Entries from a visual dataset
— Start —

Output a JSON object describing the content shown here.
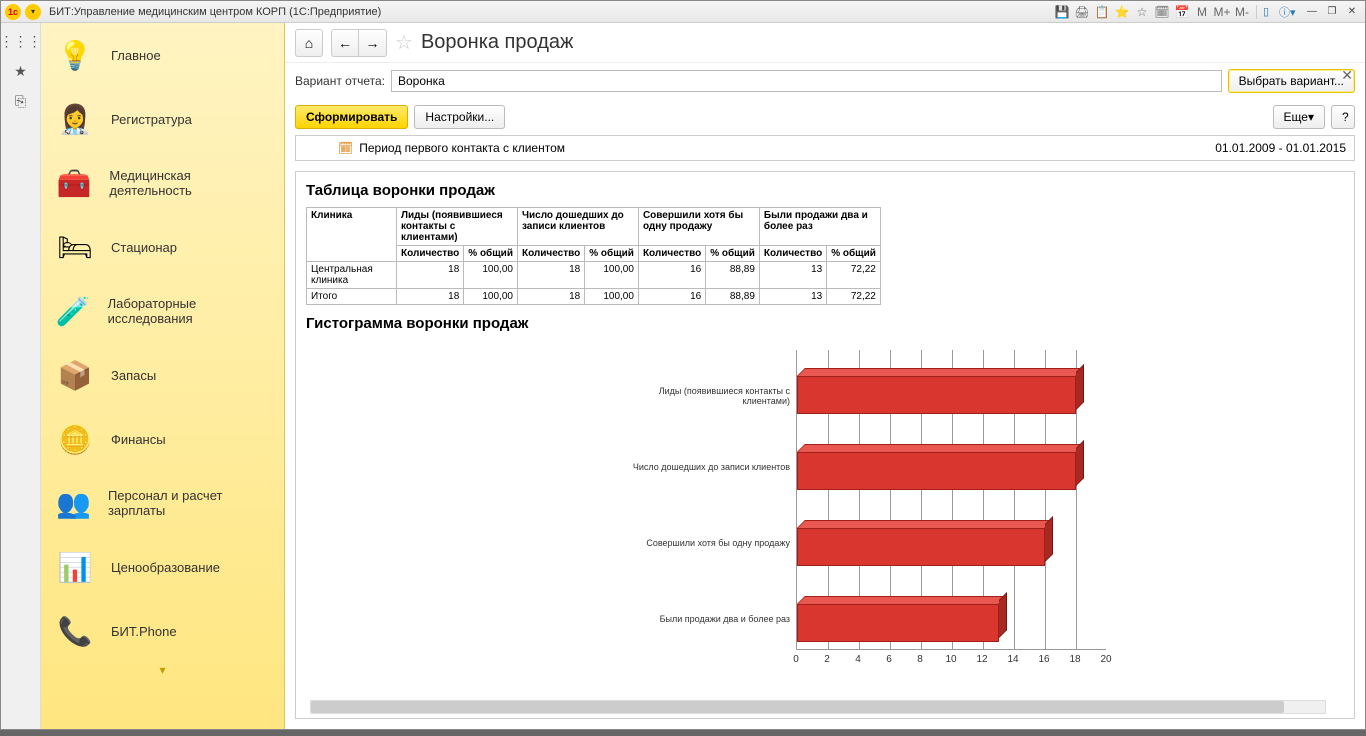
{
  "window_title": "БИТ:Управление медицинским центром КОРП  (1С:Предприятие)",
  "titlebar_icons": [
    "💾",
    "🖨",
    "📋",
    "⭐",
    "☆",
    "🗓",
    "📅",
    "M",
    "M+",
    "M-"
  ],
  "iconbar": [
    "⋮⋮⋮",
    "★",
    "⎘"
  ],
  "sidebar": {
    "items": [
      {
        "icon": "💡",
        "label": "Главное"
      },
      {
        "icon": "👩‍⚕️",
        "label": "Регистратура"
      },
      {
        "icon": "🧰",
        "label": "Медицинская деятельность"
      },
      {
        "icon": "🛏",
        "label": "Стационар"
      },
      {
        "icon": "🧪",
        "label": "Лабораторные исследования"
      },
      {
        "icon": "📦",
        "label": "Запасы"
      },
      {
        "icon": "🪙",
        "label": "Финансы"
      },
      {
        "icon": "👥",
        "label": "Персонал и расчет зарплаты"
      },
      {
        "icon": "📊",
        "label": "Ценообразование"
      },
      {
        "icon": "📞",
        "label": "БИТ.Phone"
      }
    ]
  },
  "toolbar": {
    "home": "⌂",
    "back": "←",
    "forward": "→"
  },
  "page_title": "Воронка продаж",
  "variant_label": "Вариант отчета:",
  "variant_value": "Воронка",
  "select_variant_btn": "Выбрать вариант...",
  "form_btn": "Сформировать",
  "settings_btn": "Настройки...",
  "more_btn": "Еще",
  "help_btn": "?",
  "filter": {
    "label": "Период первого контакта с клиентом",
    "value": "01.01.2009 - 01.01.2015"
  },
  "table_title": "Таблица воронки продаж",
  "chart_title": "Гистограмма воронки продаж",
  "table": {
    "col_clinic": "Клиника",
    "groups": [
      "Лиды (появившиеся контакты с клиентами)",
      "Число дошедших до записи клиентов",
      "Совершили хотя бы одну продажу",
      "Были продажи два и более раз"
    ],
    "sub_qty": "Количество",
    "sub_pct": "% общий",
    "rows": [
      {
        "name": "Центральная клиника",
        "vals": [
          [
            18,
            "100,00"
          ],
          [
            18,
            "100,00"
          ],
          [
            16,
            "88,89"
          ],
          [
            13,
            "72,22"
          ]
        ]
      },
      {
        "name": "Итого",
        "vals": [
          [
            18,
            "100,00"
          ],
          [
            18,
            "100,00"
          ],
          [
            16,
            "88,89"
          ],
          [
            13,
            "72,22"
          ]
        ]
      }
    ]
  },
  "chart": {
    "type": "bar-horizontal",
    "bar_color": "#d9362f",
    "bar_top": "#e85850",
    "bar_side": "#a82822",
    "bar_border": "#a01f1a",
    "background": "#ffffff",
    "grid_color": "#999999",
    "xmin": 0,
    "xmax": 20,
    "xtick_step": 2,
    "xticks": [
      0,
      2,
      4,
      6,
      8,
      10,
      12,
      14,
      16,
      18,
      20
    ],
    "bars": [
      {
        "label": "Лиды (появившиеся контакты с клиентами)",
        "value": 18
      },
      {
        "label": "Число дошедших до записи клиентов",
        "value": 18
      },
      {
        "label": "Совершили хотя бы одну продажу",
        "value": 16
      },
      {
        "label": "Были продажи два и более раз",
        "value": 13
      }
    ]
  }
}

— End —

Work instructions :: Reproduce the data word for word, excluding its pictures.

Answer below ::
Output a JSON object describing the content shown here.
{
  "window_title": "БИТ:Управление медицинским центром КОРП  (1С:Предприятие)",
  "titlebar_icons": [
    "💾",
    "🖨",
    "📋",
    "⭐",
    "☆",
    "🗓",
    "📅",
    "M",
    "M+",
    "M-"
  ],
  "iconbar": [
    "⋮⋮⋮",
    "★",
    "⎘"
  ],
  "sidebar": {
    "items": [
      {
        "icon": "💡",
        "label": "Главное"
      },
      {
        "icon": "👩‍⚕️",
        "label": "Регистратура"
      },
      {
        "icon": "🧰",
        "label": "Медицинская деятельность"
      },
      {
        "icon": "🛏",
        "label": "Стационар"
      },
      {
        "icon": "🧪",
        "label": "Лабораторные исследования"
      },
      {
        "icon": "📦",
        "label": "Запасы"
      },
      {
        "icon": "🪙",
        "label": "Финансы"
      },
      {
        "icon": "👥",
        "label": "Персонал и расчет зарплаты"
      },
      {
        "icon": "📊",
        "label": "Ценообразование"
      },
      {
        "icon": "📞",
        "label": "БИТ.Phone"
      }
    ]
  },
  "toolbar": {
    "home": "⌂",
    "back": "←",
    "forward": "→"
  },
  "page_title": "Воронка продаж",
  "variant_label": "Вариант отчета:",
  "variant_value": "Воронка",
  "select_variant_btn": "Выбрать вариант...",
  "form_btn": "Сформировать",
  "settings_btn": "Настройки...",
  "more_btn": "Еще",
  "help_btn": "?",
  "filter": {
    "label": "Период первого контакта с клиентом",
    "value": "01.01.2009 - 01.01.2015"
  },
  "table_title": "Таблица воронки продаж",
  "chart_title": "Гистограмма воронки продаж",
  "table": {
    "col_clinic": "Клиника",
    "groups": [
      "Лиды (появившиеся контакты с клиентами)",
      "Число дошедших до записи клиентов",
      "Совершили хотя бы одну продажу",
      "Были продажи два и более раз"
    ],
    "sub_qty": "Количество",
    "sub_pct": "% общий",
    "rows": [
      {
        "name": "Центральная клиника",
        "vals": [
          [
            18,
            "100,00"
          ],
          [
            18,
            "100,00"
          ],
          [
            16,
            "88,89"
          ],
          [
            13,
            "72,22"
          ]
        ]
      },
      {
        "name": "Итого",
        "vals": [
          [
            18,
            "100,00"
          ],
          [
            18,
            "100,00"
          ],
          [
            16,
            "88,89"
          ],
          [
            13,
            "72,22"
          ]
        ]
      }
    ]
  },
  "chart": {
    "type": "bar-horizontal",
    "bar_color": "#d9362f",
    "bar_top": "#e85850",
    "bar_side": "#a82822",
    "bar_border": "#a01f1a",
    "background": "#ffffff",
    "grid_color": "#999999",
    "xmin": 0,
    "xmax": 20,
    "xtick_step": 2,
    "xticks": [
      0,
      2,
      4,
      6,
      8,
      10,
      12,
      14,
      16,
      18,
      20
    ],
    "bars": [
      {
        "label": "Лиды (появившиеся контакты с клиентами)",
        "value": 18
      },
      {
        "label": "Число дошедших до записи клиентов",
        "value": 18
      },
      {
        "label": "Совершили хотя бы одну продажу",
        "value": 16
      },
      {
        "label": "Были продажи два и более раз",
        "value": 13
      }
    ]
  }
}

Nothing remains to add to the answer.